- INSTRUCTION
Give every line of the material again, exactly as written.

- DATA LINES
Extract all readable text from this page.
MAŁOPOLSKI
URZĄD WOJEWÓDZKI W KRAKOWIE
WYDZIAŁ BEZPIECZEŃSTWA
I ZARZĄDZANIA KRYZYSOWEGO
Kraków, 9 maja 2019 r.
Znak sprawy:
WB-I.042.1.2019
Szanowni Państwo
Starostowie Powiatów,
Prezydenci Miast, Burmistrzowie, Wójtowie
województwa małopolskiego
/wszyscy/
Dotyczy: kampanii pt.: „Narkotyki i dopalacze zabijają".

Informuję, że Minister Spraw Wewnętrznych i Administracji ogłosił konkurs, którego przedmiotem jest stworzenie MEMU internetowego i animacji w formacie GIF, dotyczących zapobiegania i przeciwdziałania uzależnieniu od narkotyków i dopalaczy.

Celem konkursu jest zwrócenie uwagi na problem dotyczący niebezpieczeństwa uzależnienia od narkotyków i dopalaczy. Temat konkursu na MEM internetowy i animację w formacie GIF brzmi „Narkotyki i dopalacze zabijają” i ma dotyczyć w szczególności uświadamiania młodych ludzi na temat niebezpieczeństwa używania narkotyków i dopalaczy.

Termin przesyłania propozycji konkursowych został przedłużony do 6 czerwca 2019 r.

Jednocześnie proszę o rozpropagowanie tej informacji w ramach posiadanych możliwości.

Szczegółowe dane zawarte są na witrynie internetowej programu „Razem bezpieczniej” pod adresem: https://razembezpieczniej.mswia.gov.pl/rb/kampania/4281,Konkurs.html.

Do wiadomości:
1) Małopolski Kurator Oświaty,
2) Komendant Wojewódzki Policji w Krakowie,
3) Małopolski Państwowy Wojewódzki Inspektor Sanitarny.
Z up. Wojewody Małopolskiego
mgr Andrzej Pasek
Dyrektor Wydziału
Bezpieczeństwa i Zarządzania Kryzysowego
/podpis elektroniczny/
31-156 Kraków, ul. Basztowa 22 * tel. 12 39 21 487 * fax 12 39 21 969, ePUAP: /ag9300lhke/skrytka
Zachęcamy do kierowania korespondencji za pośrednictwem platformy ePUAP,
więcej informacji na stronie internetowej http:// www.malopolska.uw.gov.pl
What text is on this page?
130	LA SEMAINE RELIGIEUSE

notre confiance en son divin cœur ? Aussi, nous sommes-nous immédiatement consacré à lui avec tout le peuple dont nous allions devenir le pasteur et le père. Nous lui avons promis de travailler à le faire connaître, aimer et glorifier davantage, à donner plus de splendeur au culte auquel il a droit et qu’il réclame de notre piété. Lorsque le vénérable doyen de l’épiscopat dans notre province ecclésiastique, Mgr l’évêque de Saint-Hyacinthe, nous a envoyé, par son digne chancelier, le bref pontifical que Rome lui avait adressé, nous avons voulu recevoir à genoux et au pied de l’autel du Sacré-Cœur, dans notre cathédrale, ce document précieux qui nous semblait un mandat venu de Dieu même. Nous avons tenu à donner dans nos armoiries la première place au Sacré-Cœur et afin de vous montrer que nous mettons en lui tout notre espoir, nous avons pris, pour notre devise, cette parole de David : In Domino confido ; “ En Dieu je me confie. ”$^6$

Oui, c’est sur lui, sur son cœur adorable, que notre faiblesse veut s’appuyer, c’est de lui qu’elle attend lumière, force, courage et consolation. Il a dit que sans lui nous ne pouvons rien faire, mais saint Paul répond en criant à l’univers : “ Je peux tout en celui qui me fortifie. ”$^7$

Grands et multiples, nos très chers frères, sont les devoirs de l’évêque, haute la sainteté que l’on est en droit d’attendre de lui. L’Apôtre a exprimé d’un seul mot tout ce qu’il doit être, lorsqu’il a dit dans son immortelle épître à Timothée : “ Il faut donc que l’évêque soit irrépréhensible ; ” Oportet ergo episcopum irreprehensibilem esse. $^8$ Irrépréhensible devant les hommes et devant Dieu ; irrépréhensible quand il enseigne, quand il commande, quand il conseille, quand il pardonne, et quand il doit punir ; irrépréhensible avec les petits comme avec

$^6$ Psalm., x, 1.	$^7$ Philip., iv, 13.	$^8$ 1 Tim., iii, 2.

- FULL ANSWER
Extract all readable text from this page.
MAŁOPOLSKI
URZĄD WOJEWÓDZKI W KRAKOWIE
WYDZIAŁ BEZPIECZEŃSTWA
I ZARZĄDZANIA KRYZYSOWEGO
Kraków, 9 maja 2019 r.
Znak sprawy:
WB-I.042.1.2019
Szanowni Państwo
Starostowie Powiatów,
Prezydenci Miast, Burmistrzowie, Wójtowie
województwa małopolskiego
/wszyscy/
Dotyczy: kampanii pt.: „Narkotyki i dopalacze zabijają".

Informuję, że Minister Spraw Wewnętrznych i Administracji ogłosił konkurs, którego przedmiotem jest stworzenie MEMU internetowego i animacji w formacie GIF, dotyczących zapobiegania i przeciwdziałania uzależnieniu od narkotyków i dopalaczy.

Celem konkursu jest zwrócenie uwagi na problem dotyczący niebezpieczeństwa uzależnienia od narkotyków i dopalaczy. Temat konkursu na MEM internetowy i animację w formacie GIF brzmi „Narkotyki i dopalacze zabijają” i ma dotyczyć w szczególności uświadamiania młodych ludzi na temat niebezpieczeństwa używania narkotyków i dopalaczy.

Termin przesyłania propozycji konkursowych został przedłużony do 6 czerwca 2019 r.

Jednocześnie proszę o rozpropagowanie tej informacji w ramach posiadanych możliwości.

Szczegółowe dane zawarte są na witrynie internetowej programu „Razem bezpieczniej” pod adresem: https://razembezpieczniej.mswia.gov.pl/rb/kampania/4281,Konkurs.html.

Do wiadomości:
1) Małopolski Kurator Oświaty,
2) Komendant Wojewódzki Policji w Krakowie,
3) Małopolski Państwowy Wojewódzki Inspektor Sanitarny.
Z up. Wojewody Małopolskiego
mgr Andrzej Pasek
Dyrektor Wydziału
Bezpieczeństwa i Zarządzania Kryzysowego
/podpis elektroniczny/
31-156 Kraków, ul. Basztowa 22 * tel. 12 39 21 487 * fax 12 39 21 969, ePUAP: /ag9300lhke/skrytka
Zachęcamy do kierowania korespondencji za pośrednictwem platformy ePUAP,
więcej informacji na stronie internetowej http:// www.malopolska.uw.gov.pl
What text is on this page?
130	LA SEMAINE RELIGIEUSE

notre confiance en son divin cœur ? Aussi, nous sommes-nous immédiatement consacré à lui avec tout le peuple dont nous allions devenir le pasteur et le père. Nous lui avons promis de travailler à le faire connaître, aimer et glorifier davantage, à donner plus de splendeur au culte auquel il a droit et qu’il réclame de notre piété. Lorsque le vénérable doyen de l’épiscopat dans notre province ecclésiastique, Mgr l’évêque de Saint-Hyacinthe, nous a envoyé, par son digne chancelier, le bref pontifical que Rome lui avait adressé, nous avons voulu recevoir à genoux et au pied de l’autel du Sacré-Cœur, dans notre cathédrale, ce document précieux qui nous semblait un mandat venu de Dieu même. Nous avons tenu à donner dans nos armoiries la première place au Sacré-Cœur et afin de vous montrer que nous mettons en lui tout notre espoir, nous avons pris, pour notre devise, cette parole de David : In Domino confido ; “ En Dieu je me confie. ”$^6$

Oui, c’est sur lui, sur son cœur adorable, que notre faiblesse veut s’appuyer, c’est de lui qu’elle attend lumière, force, courage et consolation. Il a dit que sans lui nous ne pouvons rien faire, mais saint Paul répond en criant à l’univers : “ Je peux tout en celui qui me fortifie. ”$^7$

Grands et multiples, nos très chers frères, sont les devoirs de l’évêque, haute la sainteté que l’on est en droit d’attendre de lui. L’Apôtre a exprimé d’un seul mot tout ce qu’il doit être, lorsqu’il a dit dans son immortelle épître à Timothée : “ Il faut donc que l’évêque soit irrépréhensible ; ” Oportet ergo episcopum irreprehensibilem esse. $^8$ Irrépréhensible devant les hommes et devant Dieu ; irrépréhensible quand il enseigne, quand il commande, quand il conseille, quand il pardonne, et quand il doit punir ; irrépréhensible avec les petits comme avec

$^6$ Psalm., x, 1.	$^7$ Philip., iv, 13.	$^8$ 1 Tim., iii, 2.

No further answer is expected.